> **Goal**
Pick out every line of the entries below where "home" occurs, and copy those lines.

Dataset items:
========================================

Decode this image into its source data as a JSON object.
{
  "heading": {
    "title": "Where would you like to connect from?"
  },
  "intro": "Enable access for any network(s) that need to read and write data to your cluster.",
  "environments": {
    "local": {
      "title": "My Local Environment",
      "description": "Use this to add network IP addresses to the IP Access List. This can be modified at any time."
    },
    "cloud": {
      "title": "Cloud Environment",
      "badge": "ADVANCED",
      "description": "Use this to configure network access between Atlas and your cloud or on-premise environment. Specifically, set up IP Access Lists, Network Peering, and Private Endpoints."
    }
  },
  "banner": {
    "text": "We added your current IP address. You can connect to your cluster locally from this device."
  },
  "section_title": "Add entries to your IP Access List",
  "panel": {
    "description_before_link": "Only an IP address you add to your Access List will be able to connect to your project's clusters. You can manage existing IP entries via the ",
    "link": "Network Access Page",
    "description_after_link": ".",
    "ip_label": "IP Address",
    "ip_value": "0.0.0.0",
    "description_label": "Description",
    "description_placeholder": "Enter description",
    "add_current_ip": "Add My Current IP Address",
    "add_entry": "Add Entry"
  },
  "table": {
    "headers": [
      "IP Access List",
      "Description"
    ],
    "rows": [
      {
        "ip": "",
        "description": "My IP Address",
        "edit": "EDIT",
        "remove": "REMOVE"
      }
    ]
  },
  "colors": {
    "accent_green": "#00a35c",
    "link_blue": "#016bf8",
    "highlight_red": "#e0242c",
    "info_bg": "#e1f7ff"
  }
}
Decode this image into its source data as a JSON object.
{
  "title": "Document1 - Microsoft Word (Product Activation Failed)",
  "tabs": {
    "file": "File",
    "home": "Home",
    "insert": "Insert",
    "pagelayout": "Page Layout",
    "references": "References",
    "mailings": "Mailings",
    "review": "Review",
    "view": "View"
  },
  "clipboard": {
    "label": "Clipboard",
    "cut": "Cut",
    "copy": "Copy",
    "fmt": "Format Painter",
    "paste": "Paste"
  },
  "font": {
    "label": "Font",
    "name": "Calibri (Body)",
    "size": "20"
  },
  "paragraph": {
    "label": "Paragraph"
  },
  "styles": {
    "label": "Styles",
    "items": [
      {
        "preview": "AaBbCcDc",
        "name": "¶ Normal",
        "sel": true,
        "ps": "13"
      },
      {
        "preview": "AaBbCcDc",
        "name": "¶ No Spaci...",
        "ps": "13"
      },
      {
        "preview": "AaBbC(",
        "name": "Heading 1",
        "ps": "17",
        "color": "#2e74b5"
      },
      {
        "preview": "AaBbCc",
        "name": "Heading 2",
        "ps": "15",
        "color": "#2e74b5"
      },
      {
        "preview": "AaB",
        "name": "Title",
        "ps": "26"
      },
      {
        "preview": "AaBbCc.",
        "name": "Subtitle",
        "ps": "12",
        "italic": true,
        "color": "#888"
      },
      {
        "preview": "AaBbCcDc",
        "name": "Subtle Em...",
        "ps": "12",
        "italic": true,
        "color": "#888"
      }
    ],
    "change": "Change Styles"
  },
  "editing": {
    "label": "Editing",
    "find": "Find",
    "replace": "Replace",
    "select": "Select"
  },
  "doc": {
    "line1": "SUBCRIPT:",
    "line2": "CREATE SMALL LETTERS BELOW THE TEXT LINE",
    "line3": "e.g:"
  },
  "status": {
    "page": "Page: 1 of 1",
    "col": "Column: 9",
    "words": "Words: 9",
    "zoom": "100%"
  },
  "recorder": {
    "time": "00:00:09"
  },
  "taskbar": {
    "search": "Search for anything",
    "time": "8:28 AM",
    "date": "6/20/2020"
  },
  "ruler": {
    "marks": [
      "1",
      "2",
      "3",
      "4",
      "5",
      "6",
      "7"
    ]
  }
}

========================================

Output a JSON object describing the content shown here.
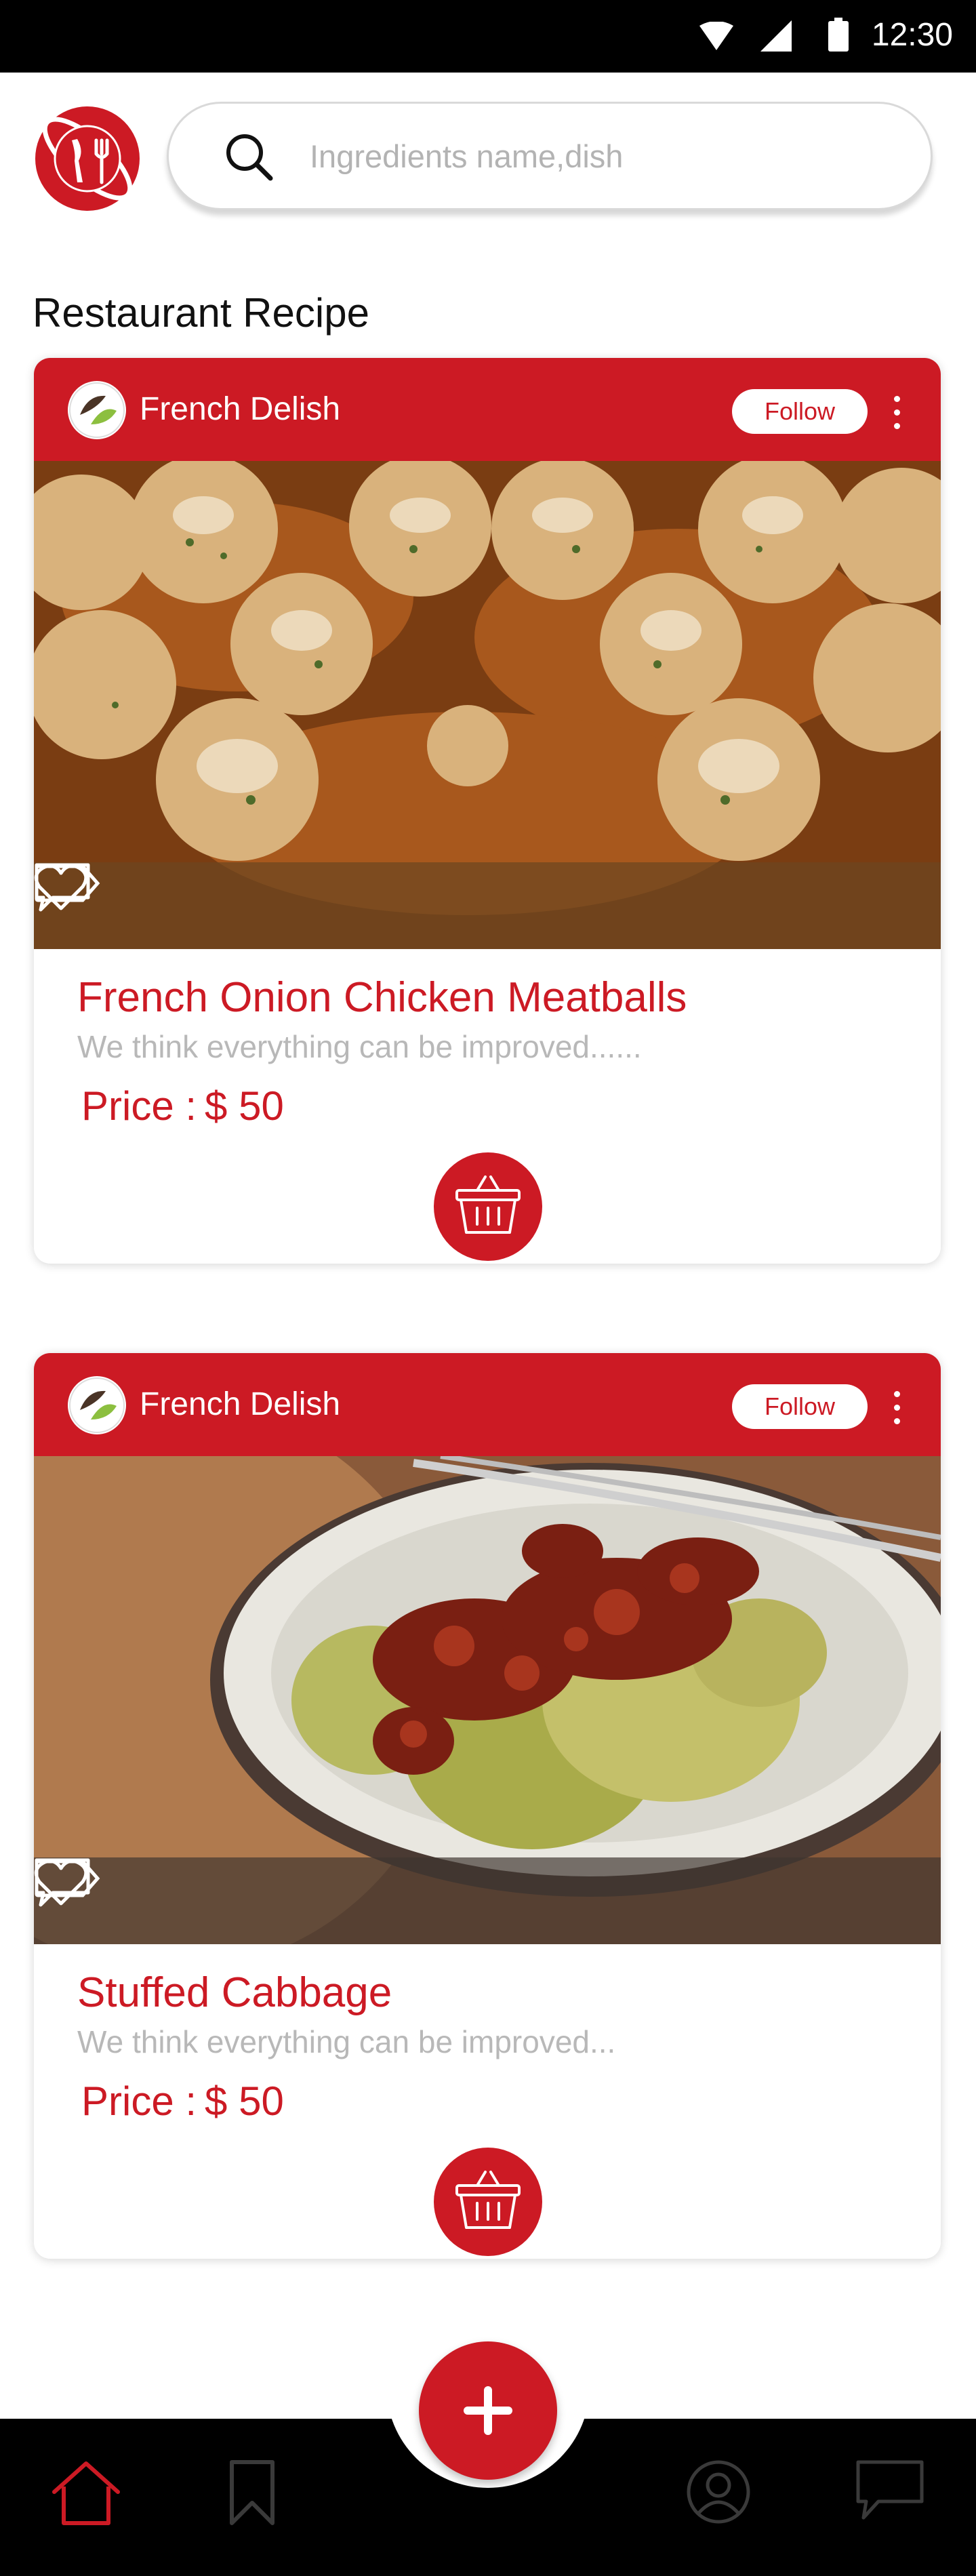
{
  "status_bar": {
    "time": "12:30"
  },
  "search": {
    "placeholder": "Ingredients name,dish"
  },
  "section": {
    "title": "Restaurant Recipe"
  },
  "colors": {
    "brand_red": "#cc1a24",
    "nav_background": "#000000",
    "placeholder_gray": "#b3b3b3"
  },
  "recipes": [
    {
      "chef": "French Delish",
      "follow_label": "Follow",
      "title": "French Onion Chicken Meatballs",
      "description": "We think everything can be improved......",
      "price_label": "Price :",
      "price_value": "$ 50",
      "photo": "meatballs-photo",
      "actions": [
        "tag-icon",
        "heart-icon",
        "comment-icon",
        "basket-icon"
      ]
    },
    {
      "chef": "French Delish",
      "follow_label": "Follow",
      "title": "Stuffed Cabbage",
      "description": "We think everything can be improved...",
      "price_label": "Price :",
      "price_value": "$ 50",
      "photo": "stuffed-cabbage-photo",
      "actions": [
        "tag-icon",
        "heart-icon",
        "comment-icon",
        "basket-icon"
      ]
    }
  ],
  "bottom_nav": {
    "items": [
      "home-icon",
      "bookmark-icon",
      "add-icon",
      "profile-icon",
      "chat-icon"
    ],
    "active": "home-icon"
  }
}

========================================

> **Complete response**
    "home": "Home",
      "home-icon",
    "active": "home-icon"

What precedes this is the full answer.